▶ **PROBLEM TO SOLVE**:
Among the entries, which lines carry the string "person"? Copy each of them.

Stored items:

★ ★ ★ ★ ★

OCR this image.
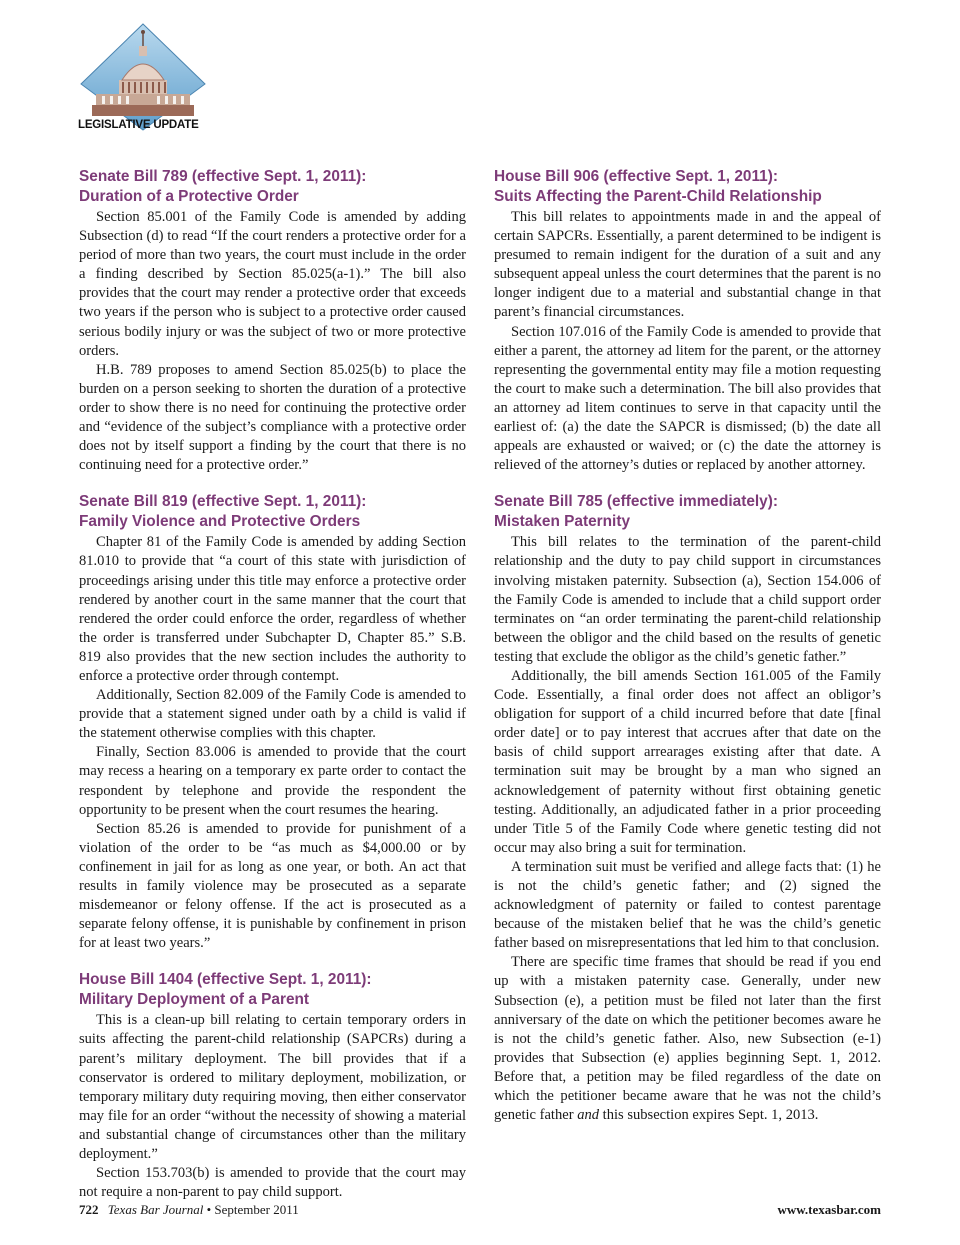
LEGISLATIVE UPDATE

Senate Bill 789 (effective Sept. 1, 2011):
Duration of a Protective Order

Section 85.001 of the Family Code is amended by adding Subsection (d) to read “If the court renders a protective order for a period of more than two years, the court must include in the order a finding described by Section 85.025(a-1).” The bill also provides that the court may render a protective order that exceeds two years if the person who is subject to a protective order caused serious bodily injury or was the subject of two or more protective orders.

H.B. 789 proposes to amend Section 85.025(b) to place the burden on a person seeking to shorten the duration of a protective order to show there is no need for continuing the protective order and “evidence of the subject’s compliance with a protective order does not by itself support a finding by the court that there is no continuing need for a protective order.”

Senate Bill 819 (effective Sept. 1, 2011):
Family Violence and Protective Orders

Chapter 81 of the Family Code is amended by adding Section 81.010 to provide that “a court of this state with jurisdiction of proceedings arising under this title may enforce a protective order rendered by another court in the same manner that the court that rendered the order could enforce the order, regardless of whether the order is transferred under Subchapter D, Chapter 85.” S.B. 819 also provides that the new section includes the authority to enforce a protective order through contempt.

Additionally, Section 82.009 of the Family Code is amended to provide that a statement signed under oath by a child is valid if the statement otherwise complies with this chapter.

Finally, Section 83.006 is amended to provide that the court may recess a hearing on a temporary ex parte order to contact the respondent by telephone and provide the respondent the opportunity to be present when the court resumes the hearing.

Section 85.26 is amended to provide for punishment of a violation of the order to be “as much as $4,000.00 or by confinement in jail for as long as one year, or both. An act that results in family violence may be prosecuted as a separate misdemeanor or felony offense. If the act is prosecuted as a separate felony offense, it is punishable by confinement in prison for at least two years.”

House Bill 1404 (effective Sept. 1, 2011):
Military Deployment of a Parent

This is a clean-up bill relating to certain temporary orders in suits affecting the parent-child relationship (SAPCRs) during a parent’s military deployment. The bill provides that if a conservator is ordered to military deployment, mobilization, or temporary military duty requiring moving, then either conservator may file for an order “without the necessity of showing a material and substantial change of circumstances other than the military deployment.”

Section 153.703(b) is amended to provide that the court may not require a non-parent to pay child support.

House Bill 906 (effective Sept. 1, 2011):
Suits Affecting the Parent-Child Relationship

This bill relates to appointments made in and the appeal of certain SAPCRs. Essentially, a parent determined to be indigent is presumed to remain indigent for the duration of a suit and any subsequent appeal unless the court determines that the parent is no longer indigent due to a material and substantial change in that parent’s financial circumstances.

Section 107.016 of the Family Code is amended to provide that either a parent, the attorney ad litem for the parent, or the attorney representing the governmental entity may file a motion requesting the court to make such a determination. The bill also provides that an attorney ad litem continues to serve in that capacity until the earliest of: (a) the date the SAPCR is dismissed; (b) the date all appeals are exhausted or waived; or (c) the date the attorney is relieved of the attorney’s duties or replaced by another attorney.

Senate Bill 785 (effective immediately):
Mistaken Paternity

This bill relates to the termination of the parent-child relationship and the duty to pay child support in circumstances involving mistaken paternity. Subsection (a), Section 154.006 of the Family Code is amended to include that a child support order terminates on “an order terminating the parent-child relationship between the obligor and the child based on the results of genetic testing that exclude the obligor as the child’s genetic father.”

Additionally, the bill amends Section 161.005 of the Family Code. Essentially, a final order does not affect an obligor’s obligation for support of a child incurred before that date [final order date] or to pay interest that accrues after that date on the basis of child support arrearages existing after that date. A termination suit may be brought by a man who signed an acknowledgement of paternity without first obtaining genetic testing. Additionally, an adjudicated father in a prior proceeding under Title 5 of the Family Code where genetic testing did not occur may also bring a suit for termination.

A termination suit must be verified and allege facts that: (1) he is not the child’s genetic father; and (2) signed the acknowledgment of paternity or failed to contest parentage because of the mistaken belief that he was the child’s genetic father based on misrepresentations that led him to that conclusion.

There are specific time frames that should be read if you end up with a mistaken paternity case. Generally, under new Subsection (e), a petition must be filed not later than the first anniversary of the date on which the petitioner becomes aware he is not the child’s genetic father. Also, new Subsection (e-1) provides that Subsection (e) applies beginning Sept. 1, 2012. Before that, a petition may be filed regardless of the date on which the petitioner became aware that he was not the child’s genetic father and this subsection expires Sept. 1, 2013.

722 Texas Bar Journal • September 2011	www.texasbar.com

★ ★ ★ ★ ★

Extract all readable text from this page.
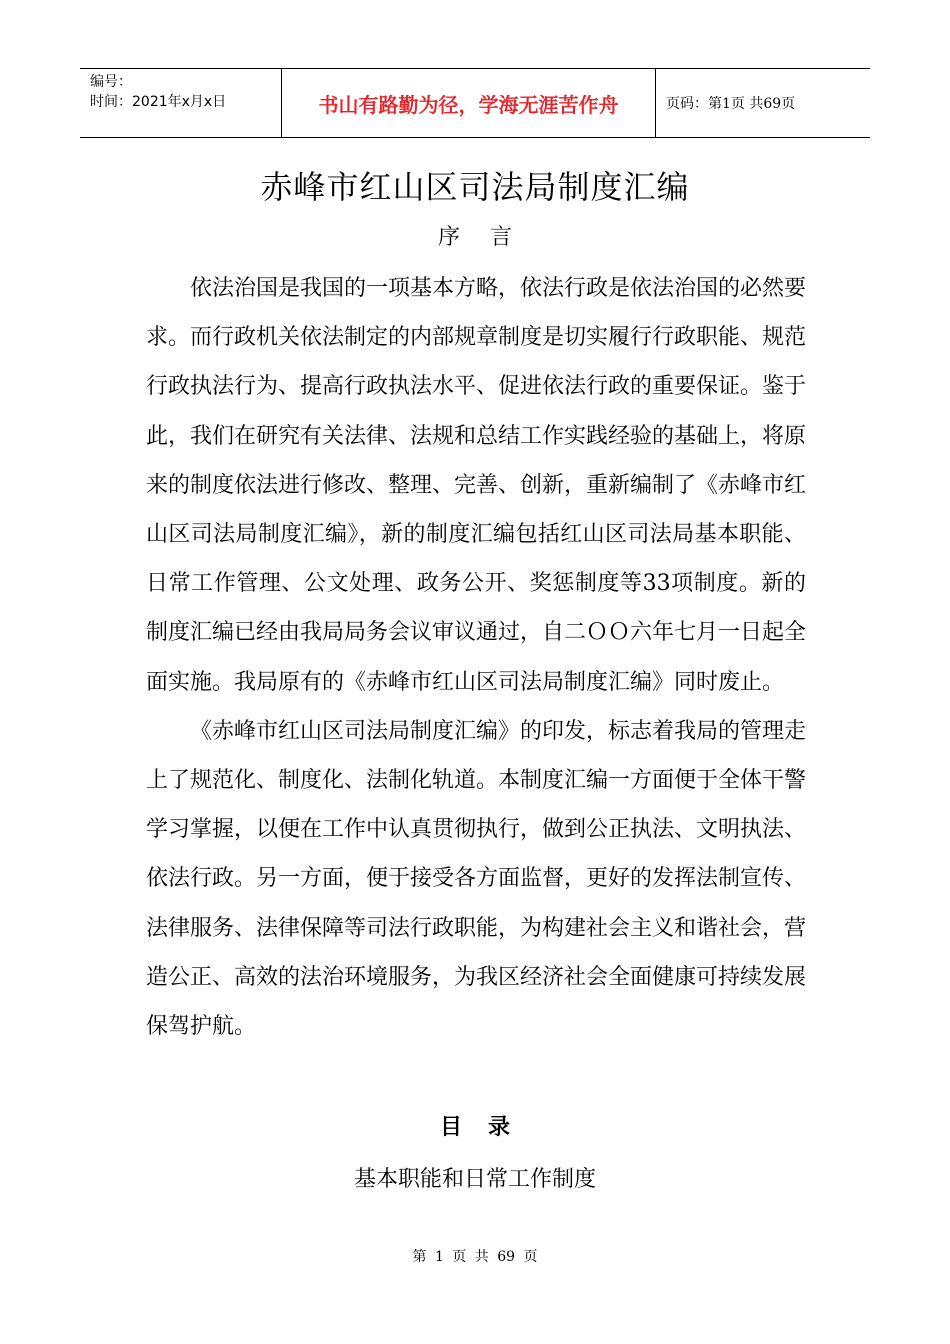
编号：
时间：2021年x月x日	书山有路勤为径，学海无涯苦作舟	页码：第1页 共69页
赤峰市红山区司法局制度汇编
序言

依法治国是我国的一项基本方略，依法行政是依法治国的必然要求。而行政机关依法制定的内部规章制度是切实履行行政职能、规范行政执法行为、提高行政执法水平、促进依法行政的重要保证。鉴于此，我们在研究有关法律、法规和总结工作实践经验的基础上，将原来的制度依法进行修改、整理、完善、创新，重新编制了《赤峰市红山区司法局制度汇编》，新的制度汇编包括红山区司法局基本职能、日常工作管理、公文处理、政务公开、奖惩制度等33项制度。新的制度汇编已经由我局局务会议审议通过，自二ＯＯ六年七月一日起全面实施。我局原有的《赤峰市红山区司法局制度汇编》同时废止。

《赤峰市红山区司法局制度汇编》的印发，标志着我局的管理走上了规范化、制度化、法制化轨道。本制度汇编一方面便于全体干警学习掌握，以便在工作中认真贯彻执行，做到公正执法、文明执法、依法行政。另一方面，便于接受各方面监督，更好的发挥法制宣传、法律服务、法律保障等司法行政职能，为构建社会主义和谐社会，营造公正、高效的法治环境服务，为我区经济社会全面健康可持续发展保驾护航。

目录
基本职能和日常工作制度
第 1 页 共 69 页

★ ★ ★ ★ ★

▶ **SOLUTION FOR THIS EXERCISE**:
Section 85.001 of the Family Code is amended by adding Subsection (d) to read “If the court renders a protective order for a period of more than two years, the court must include in the order a finding described by Section 85.025(a-1).” The bill also provides that the court may render a protective order that exceeds two years if the person who is subject to a protective order caused serious bodily injury or was the subject of two or more protective orders.
H.B. 789 proposes to amend Section 85.025(b) to place the burden on a person seeking to shorten the duration of a protective order to show there is no need for continuing the protective order and “evidence of the subject’s compliance with a protective order does not by itself support a finding by the court that there is no continuing need for a protective order.”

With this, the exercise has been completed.